> _Texto citado_

El primer Festival se hizo con muchos grupos de la región, donde los grupos de proyección manejan la parte del bullerengue más como que coreográfico… de cuadrillas, solo mujeres y esto. Entonces empezamos a buscar los verdaderos grupos bullerengueros en el pueblo, no de la tarima sino el bullerengue de la trasnochada, de la amanecida, del canto, de los viejos, de los ancestros, esos grupos que no se esmeran por tener un lindo vestuario, sino porque hay una botella de ron y amanecer cantando bullerengue. Entonces esos fueron los viejitos y la gente que empezamos a atraer y a buscar. Entonces la gente empezó a mirar que más allá de un escenario, de una tarima, de luces multicolores, de vestuarios y el colorido, está una realidad: y es que el bullerengue lo viven y no es que algunas tradiciones ya se han convertido solo para escenario, como para demostrar que esto existió, de que esto es una tradición y no, el bullerengue se vive, en María la Baja los bullerengueros vienen y amanecen, pero… cantando arraigadamente, tomando, lo expresan, lo viven, lo sienten. O sea, que el bullerengue no es una tradición como que para mostrar en una tarima, en un escenario, no, el bullerengue es del patio de la casa, de la calle, de cualquier parte, de un tambor… ¡Y que ellos hacen bullerengue los 365 días del año, por Dios!

ARNULFO CARABALLO

María la Baja, Bolívar

Para continuar el análisis de las configuraciones subjetivas en el bullerengue, proponemos una separación entre su manifestación como danza viva y como danza folclórica, con el propósito de diferenciar prácticas de sí y vivencias del sentir que acontecen en esta danza tradicional popular y que se encuentran mezcladas e interfluyen bajo múltiples denominaciones definitorias de su acontecer. Lo común a ellas, a nuestro parecer, es la presencia de la tradición corpo-oral danzaria del pueblo, la cual se asume de formas variadas según fines, configurando entornos experienciales y estéticas disímiles que conservan el referente popular. Esta es una condición que caracteriza la práctica danzaria colombiana y que, lejos de buscar aclarar y definir territorios y tipos de estética, tiende a fusionarse más, rebasando límites y extraviando sus diferencias bajo la denominación común de danza folclórica. A esto se suma la estilización que de ella hacen los ballets folclóricos y la exploración experiencial y creativa que realizan algunos artistas danzarios en sus compañías de danza contemporánea y que toman como insumo la danza y la tradición popular, experimentando no solo con las grafías sino también con las simbólicas y formas vivenciales que esta posee. Se experimenta con y para el folclore danzario proponiéndole transformaciones permanentes en un constante y osado ejercicio de la creatividad del pueblo en diálogo con modas y políticas culturales.

> _Segmento de datos_
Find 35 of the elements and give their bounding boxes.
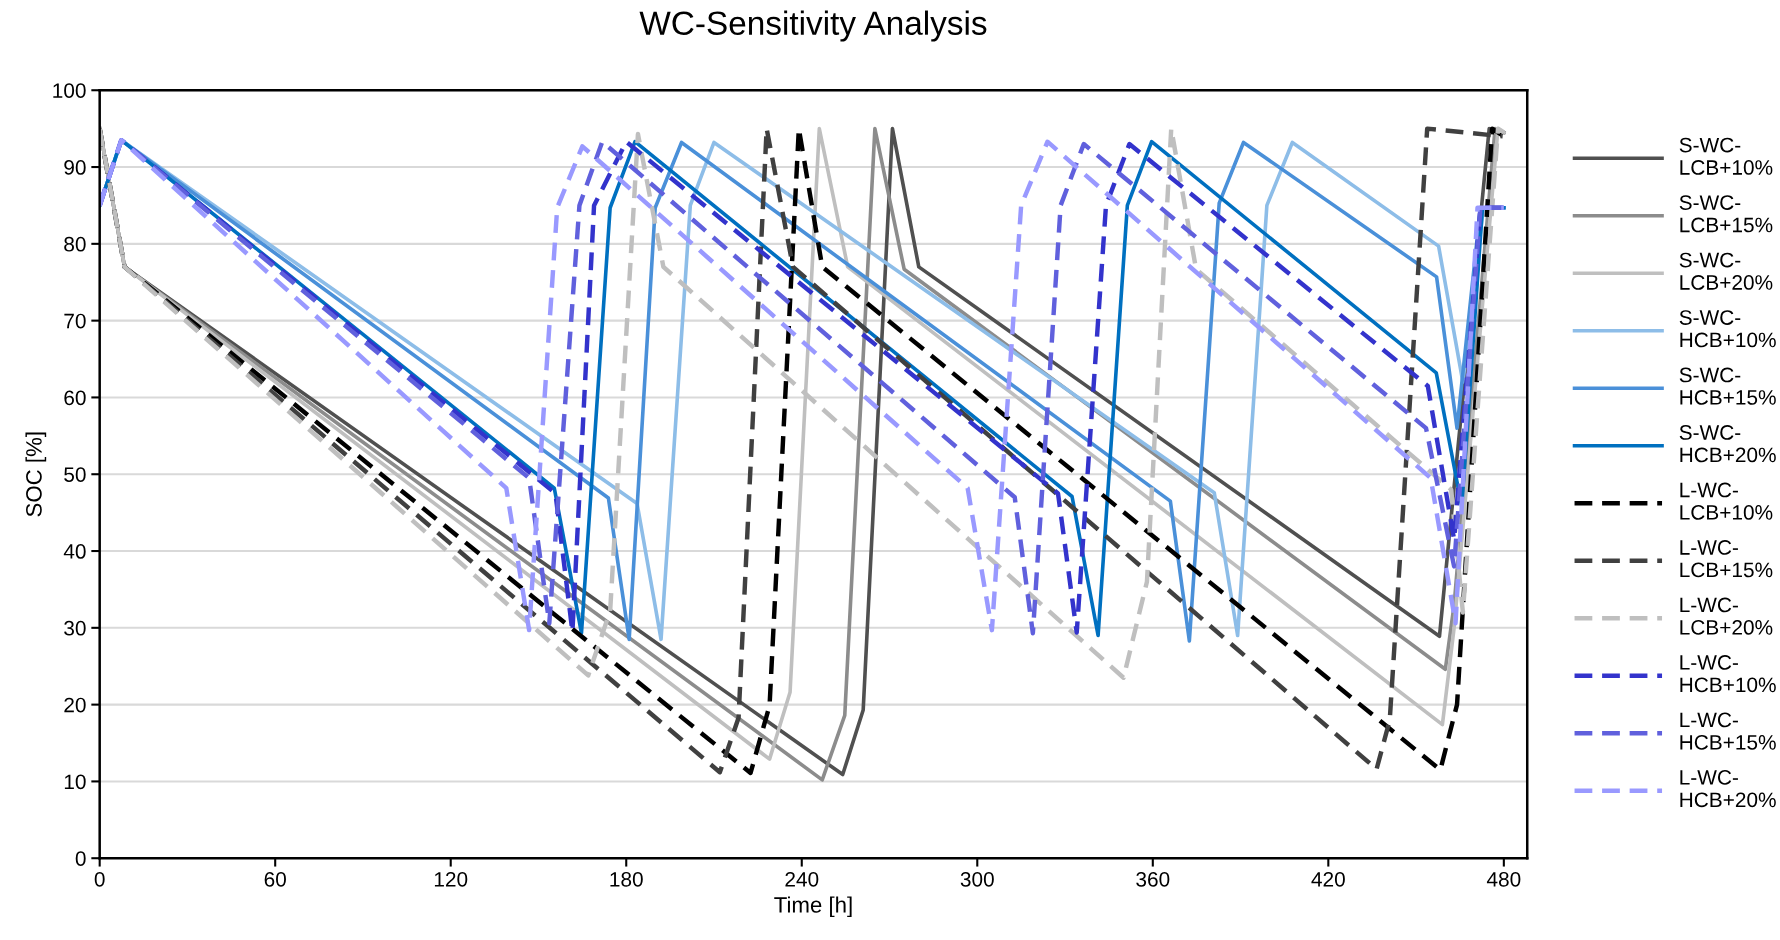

> _Indicación A_
En el texto sobre el bullerengue, ¿entre qué dos manifestaciones de esta danza se propone una separación?
> _Indicación B_
¿Podrías prolongar el texto sobre el bullerengue desde donde se detiene?

> _Respuesta escrita A_
Entre su manifestación como danza viva y como danza folclórica.

> _Respuesta escrita B_
Danza folclórica es una denominación genérica que mezcla las experiencias estéticas y encubre las prácticas populares y artísticas, las cuales entran y salen de los moldes, lugares y formas definidos por el régimen de lo sensible establecido por el orden hegemónico. Su praxis coadyuva en la disposición de los modernos Estados nación. Dicha disposición asigna a los sujetos —y a sus maneras de sentir, de expresar su singularidad y de configurar sus valores y sentidos colectivos— lugares diferenciales y jerarquías discriminatorias: distinciones de clase, raza, género o estética son constituidas y se reflejan en prácticas sociales concretas realizadas con sujetos concretos. En esta vía, consideramos las manifestaciones que denominamos folclorismos, como artefactos configuradores de subjetividades individuales y colectivas que contribuyen a mantener el statu quo y que favorecen al establecimiento de dichas categorizaciones y prácticas relacionales, mediante la disposición de experiencias e intercambios sensibles concretos.

La danza folclórica es una de las modalidades de los folclorismos que, en sus diferentes formas y lugares experienciales, ha constituido y constituye una práctica configuradora de sujetos en el sistema y para el sistema. Se diferencia de la que hemos llamado danza viva en que esta última está ligada a las prácticas cotidianas de comunidades y pueblos con fines diferentes a los que asumen los folclorismos danzarios, configurando ámbitos vivenciales e intercambios sensibles entre los sujetos del pueblo que resisten a la dinámica impuesta por el orden hegemónico.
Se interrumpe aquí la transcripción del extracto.